## Exercise goal
Copy out every row below word for word, omitting the pictures.

[Begin Data to process]

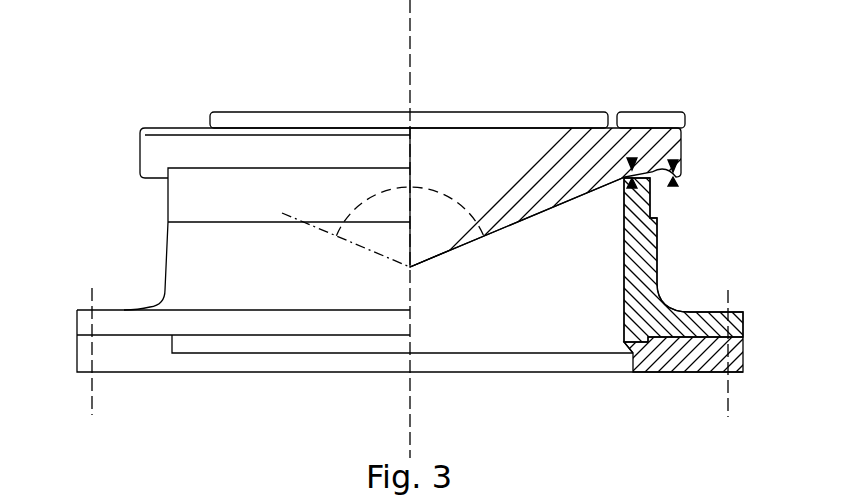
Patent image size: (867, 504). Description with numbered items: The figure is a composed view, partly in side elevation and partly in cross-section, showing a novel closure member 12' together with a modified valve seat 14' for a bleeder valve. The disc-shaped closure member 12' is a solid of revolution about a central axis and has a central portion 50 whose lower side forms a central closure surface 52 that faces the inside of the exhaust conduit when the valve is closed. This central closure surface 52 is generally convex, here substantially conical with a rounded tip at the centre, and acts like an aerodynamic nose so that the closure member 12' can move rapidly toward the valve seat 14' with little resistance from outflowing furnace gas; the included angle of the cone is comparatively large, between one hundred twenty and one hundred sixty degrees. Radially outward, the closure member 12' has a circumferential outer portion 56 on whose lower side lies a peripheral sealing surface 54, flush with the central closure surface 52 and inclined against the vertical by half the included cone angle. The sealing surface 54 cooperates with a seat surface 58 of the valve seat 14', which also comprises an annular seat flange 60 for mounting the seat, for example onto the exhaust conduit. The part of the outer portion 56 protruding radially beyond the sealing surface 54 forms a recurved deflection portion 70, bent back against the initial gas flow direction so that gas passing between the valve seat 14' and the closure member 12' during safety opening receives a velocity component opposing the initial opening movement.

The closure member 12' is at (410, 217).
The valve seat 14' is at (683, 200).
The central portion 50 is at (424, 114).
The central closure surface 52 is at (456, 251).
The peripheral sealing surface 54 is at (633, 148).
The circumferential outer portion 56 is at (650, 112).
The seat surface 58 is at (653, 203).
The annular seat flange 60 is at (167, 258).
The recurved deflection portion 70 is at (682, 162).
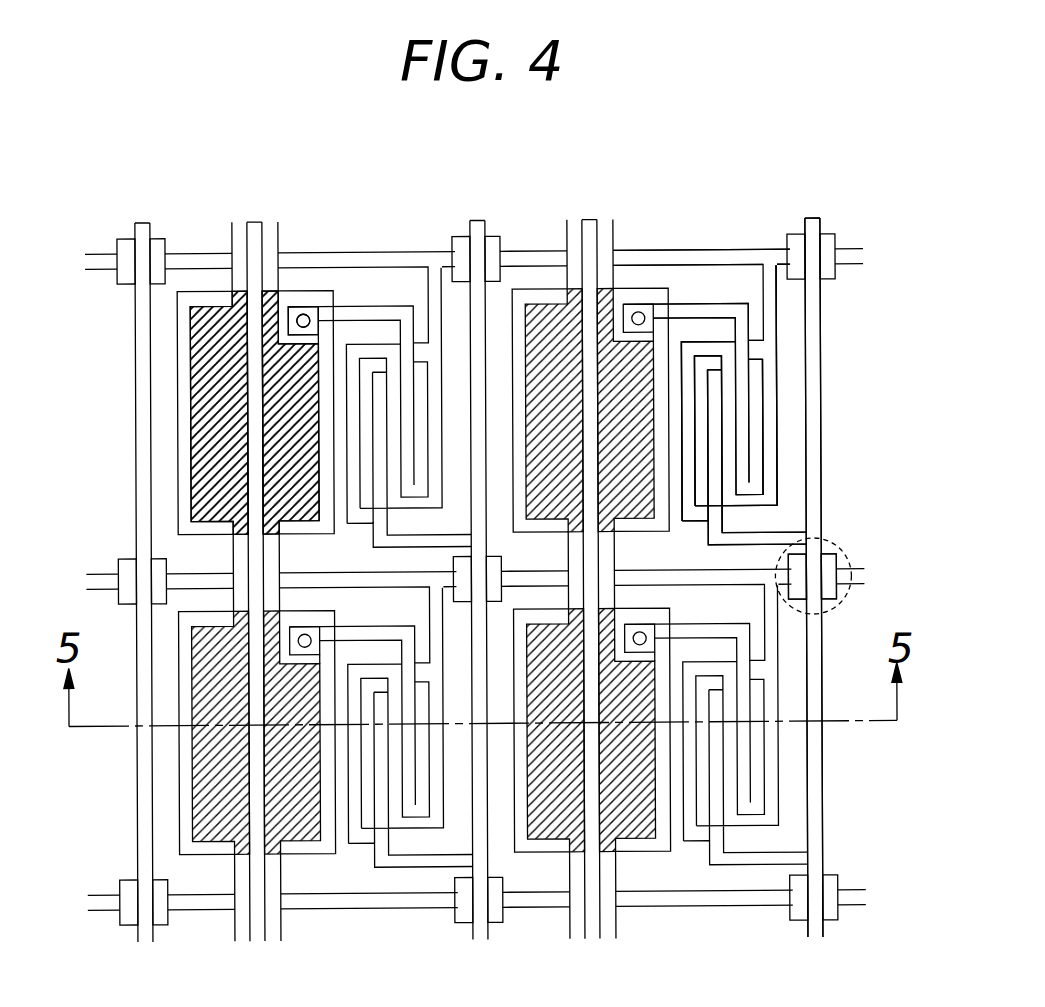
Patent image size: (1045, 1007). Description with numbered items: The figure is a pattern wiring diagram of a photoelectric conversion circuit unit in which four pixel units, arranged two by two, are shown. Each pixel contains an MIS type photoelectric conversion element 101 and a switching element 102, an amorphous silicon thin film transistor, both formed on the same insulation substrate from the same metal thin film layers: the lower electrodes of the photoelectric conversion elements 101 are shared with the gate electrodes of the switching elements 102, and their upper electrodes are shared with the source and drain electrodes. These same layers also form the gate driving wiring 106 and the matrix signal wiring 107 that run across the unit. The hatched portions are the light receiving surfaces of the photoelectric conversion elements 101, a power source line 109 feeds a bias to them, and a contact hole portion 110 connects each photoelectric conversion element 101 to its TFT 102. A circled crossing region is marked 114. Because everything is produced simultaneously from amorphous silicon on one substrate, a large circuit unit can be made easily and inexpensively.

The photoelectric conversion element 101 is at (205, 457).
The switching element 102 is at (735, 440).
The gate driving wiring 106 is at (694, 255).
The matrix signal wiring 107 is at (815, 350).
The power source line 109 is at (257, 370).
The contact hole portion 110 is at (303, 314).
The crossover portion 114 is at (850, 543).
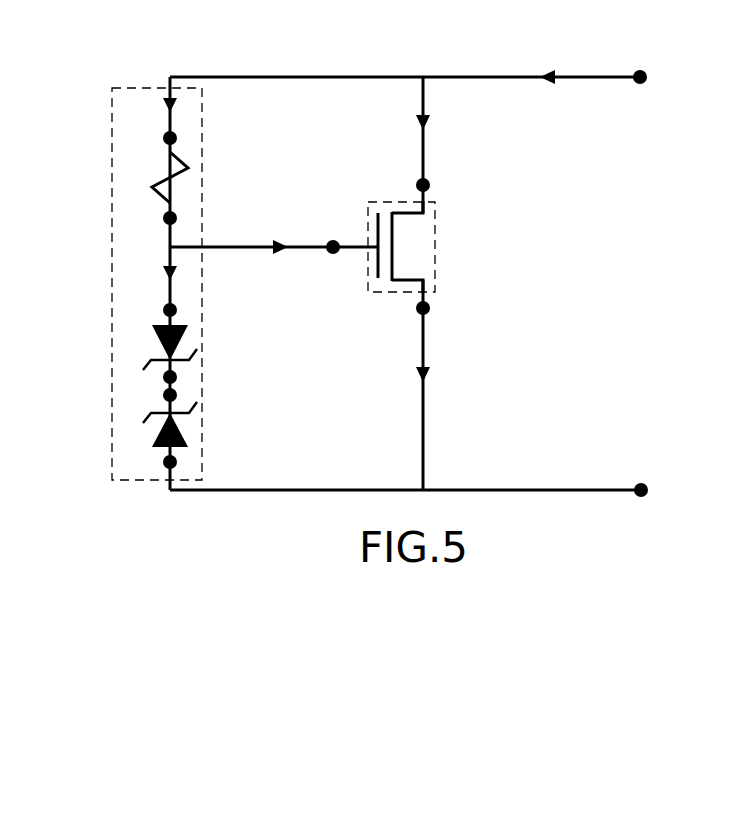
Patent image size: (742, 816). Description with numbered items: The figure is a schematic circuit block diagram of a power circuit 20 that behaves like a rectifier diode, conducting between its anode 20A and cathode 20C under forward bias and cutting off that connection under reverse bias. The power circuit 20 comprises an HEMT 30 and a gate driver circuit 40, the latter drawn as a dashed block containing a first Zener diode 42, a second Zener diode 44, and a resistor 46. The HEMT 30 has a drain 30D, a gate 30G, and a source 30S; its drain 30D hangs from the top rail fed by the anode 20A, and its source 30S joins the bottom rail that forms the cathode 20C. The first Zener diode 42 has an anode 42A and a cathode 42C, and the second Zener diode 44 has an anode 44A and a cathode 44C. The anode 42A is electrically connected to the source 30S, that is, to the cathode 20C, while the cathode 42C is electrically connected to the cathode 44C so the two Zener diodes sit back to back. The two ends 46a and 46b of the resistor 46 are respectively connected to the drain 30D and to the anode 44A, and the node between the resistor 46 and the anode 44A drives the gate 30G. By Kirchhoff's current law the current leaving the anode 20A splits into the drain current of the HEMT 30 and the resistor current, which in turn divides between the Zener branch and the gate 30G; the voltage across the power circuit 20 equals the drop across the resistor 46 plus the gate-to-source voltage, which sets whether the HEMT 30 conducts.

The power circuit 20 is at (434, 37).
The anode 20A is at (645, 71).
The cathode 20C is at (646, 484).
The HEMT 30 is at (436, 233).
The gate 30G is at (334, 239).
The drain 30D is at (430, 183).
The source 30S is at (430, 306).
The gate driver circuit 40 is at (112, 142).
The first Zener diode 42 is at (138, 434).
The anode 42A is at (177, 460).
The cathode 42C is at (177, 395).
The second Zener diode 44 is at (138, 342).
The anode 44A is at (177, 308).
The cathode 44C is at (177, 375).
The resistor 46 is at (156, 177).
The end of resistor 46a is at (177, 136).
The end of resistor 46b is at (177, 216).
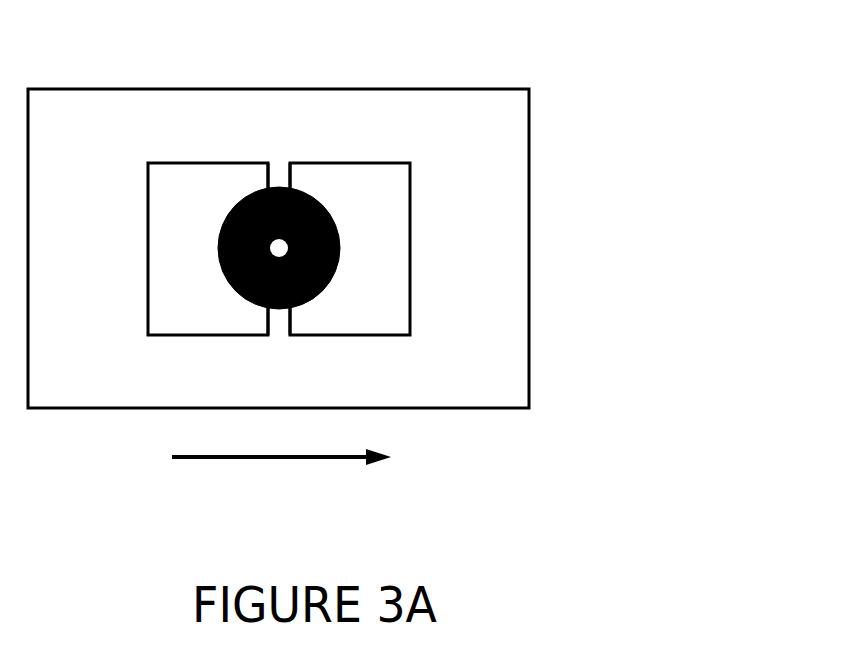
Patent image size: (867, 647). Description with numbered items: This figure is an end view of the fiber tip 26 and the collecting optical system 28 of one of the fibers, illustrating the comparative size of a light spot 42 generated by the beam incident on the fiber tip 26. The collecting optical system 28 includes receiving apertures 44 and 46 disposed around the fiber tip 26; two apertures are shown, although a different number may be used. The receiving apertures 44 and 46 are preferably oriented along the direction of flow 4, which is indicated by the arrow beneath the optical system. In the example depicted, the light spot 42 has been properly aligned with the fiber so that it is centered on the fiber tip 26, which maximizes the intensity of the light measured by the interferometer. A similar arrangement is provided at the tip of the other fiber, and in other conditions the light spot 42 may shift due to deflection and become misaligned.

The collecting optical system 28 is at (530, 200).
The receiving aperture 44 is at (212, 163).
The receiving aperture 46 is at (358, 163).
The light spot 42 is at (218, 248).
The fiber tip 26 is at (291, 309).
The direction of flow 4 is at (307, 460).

[End Data to process]

## Task output
Patent image size: (867, 504). Description with numbered items: The figure is a composed view, partly in side elevation and partly in cross-section, showing a novel closure member 12' together with a modified valve seat 14' for a bleeder valve. The disc-shaped closure member 12' is a solid of revolution about a central axis and has a central portion 50 whose lower side forms a central closure surface 52 that faces the inside of the exhaust conduit when the valve is closed. This central closure surface 52 is generally convex, here substantially conical with a rounded tip at the centre, and acts like an aerodynamic nose so that the closure member 12' can move rapidly toward the valve seat 14' with little resistance from outflowing furnace gas; the included angle of the cone is comparatively large, between one hundred twenty and one hundred sixty degrees. Radially outward, the closure member 12' has a circumferential outer portion 56 on whose lower side lies a peripheral sealing surface 54, flush with the central closure surface 52 and inclined against the vertical by half the included cone angle. The sealing surface 54 cooperates with a seat surface 58 of the valve seat 14', which also comprises an annular seat flange 60 for mounting the seat, for example onto the exhaust conduit. The part of the outer portion 56 protruding radially beyond the sealing surface 54 forms a recurved deflection portion 70, bent back against the initial gas flow direction so that gas passing between the valve seat 14' and the closure member 12' during safety opening receives a velocity component opposing the initial opening movement.

The closure member 12' is at (410, 217).
The valve seat 14' is at (683, 200).
The central portion 50 is at (424, 114).
The central closure surface 52 is at (456, 251).
The peripheral sealing surface 54 is at (633, 148).
The circumferential outer portion 56 is at (650, 112).
The seat surface 58 is at (653, 203).
The annular seat flange 60 is at (167, 258).
The recurved deflection portion 70 is at (682, 162).
Patent image size: (1045, 1007). Description with numbered items: The figure is a pattern wiring diagram of a photoelectric conversion circuit unit in which four pixel units, arranged two by two, are shown. Each pixel contains an MIS type photoelectric conversion element 101 and a switching element 102, an amorphous silicon thin film transistor, both formed on the same insulation substrate from the same metal thin film layers: the lower electrodes of the photoelectric conversion elements 101 are shared with the gate electrodes of the switching elements 102, and their upper electrodes are shared with the source and drain electrodes. These same layers also form the gate driving wiring 106 and the matrix signal wiring 107 that run across the unit. The hatched portions are the light receiving surfaces of the photoelectric conversion elements 101, a power source line 109 feeds a bias to them, and a contact hole portion 110 connects each photoelectric conversion element 101 to its TFT 102. A circled crossing region is marked 114. Because everything is produced simultaneously from amorphous silicon on one substrate, a large circuit unit can be made easily and inexpensively.

The photoelectric conversion element 101 is at (205, 457).
The switching element 102 is at (735, 440).
The gate driving wiring 106 is at (694, 255).
The matrix signal wiring 107 is at (815, 350).
The power source line 109 is at (257, 370).
The contact hole portion 110 is at (303, 314).
The crossover portion 114 is at (850, 543).
Patent image size: (742, 816). Description with numbered items: The figure is a schematic circuit block diagram of a power circuit 20 that behaves like a rectifier diode, conducting between its anode 20A and cathode 20C under forward bias and cutting off that connection under reverse bias. The power circuit 20 comprises an HEMT 30 and a gate driver circuit 40, the latter drawn as a dashed block containing a first Zener diode 42, a second Zener diode 44, and a resistor 46. The HEMT 30 has a drain 30D, a gate 30G, and a source 30S; its drain 30D hangs from the top rail fed by the anode 20A, and its source 30S joins the bottom rail that forms the cathode 20C. The first Zener diode 42 has an anode 42A and a cathode 42C, and the second Zener diode 44 has an anode 44A and a cathode 44C. The anode 42A is electrically connected to the source 30S, that is, to the cathode 20C, while the cathode 42C is electrically connected to the cathode 44C so the two Zener diodes sit back to back. The two ends 46a and 46b of the resistor 46 are respectively connected to the drain 30D and to the anode 44A, and the node between the resistor 46 and the anode 44A drives the gate 30G. By Kirchhoff's current law the current leaving the anode 20A splits into the drain current of the HEMT 30 and the resistor current, which in turn divides between the Zener branch and the gate 30G; the voltage across the power circuit 20 equals the drop across the resistor 46 plus the gate-to-source voltage, which sets whether the HEMT 30 conducts.

The power circuit 20 is at (434, 37).
The anode 20A is at (645, 71).
The cathode 20C is at (646, 484).
The HEMT 30 is at (436, 233).
The gate 30G is at (334, 239).
The drain 30D is at (430, 183).
The source 30S is at (430, 306).
The gate driver circuit 40 is at (112, 142).
The first Zener diode 42 is at (138, 434).
The anode 42A is at (177, 460).
The cathode 42C is at (177, 395).
The second Zener diode 44 is at (138, 342).
The anode 44A is at (177, 308).
The cathode 44C is at (177, 375).
The resistor 46 is at (156, 177).
The end of resistor 46a is at (177, 136).
The end of resistor 46b is at (177, 216).
Patent image size: (867, 647). Description with numbered items: This figure is an end view of the fiber tip 26 and the collecting optical system 28 of one of the fibers, illustrating the comparative size of a light spot 42 generated by the beam incident on the fiber tip 26. The collecting optical system 28 includes receiving apertures 44 and 46 disposed around the fiber tip 26; two apertures are shown, although a different number may be used. The receiving apertures 44 and 46 are preferably oriented along the direction of flow 4, which is indicated by the arrow beneath the optical system. In the example depicted, the light spot 42 has been properly aligned with the fiber so that it is centered on the fiber tip 26, which maximizes the intensity of the light measured by the interferometer. A similar arrangement is provided at the tip of the other fiber, and in other conditions the light spot 42 may shift due to deflection and become misaligned.

The collecting optical system 28 is at (530, 200).
The receiving aperture 44 is at (212, 163).
The receiving aperture 46 is at (358, 163).
The light spot 42 is at (218, 248).
The fiber tip 26 is at (291, 309).
The direction of flow 4 is at (307, 460).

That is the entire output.